__Stated goal__.
Return each line containing the string "control".

__Exercise inputs__.
====
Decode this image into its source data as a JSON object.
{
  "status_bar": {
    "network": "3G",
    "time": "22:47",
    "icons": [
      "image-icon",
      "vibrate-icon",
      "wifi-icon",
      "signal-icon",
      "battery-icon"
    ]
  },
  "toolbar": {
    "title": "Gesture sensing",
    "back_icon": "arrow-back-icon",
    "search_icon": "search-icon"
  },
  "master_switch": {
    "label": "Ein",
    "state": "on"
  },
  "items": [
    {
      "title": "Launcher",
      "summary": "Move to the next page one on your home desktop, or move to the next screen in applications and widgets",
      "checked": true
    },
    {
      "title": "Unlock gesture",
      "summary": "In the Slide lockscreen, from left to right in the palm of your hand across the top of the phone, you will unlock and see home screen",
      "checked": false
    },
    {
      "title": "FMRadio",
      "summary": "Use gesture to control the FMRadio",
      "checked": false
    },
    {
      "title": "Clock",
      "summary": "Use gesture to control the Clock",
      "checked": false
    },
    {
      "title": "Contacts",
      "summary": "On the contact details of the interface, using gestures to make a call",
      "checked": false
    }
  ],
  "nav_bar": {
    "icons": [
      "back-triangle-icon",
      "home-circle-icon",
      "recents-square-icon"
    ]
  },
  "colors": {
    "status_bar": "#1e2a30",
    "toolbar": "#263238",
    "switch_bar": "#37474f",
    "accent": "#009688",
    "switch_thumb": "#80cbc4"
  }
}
====
__Written reply__.
      "summary": "Use gesture to control the FMRadio",
      "summary": "Use gesture to control the Clock",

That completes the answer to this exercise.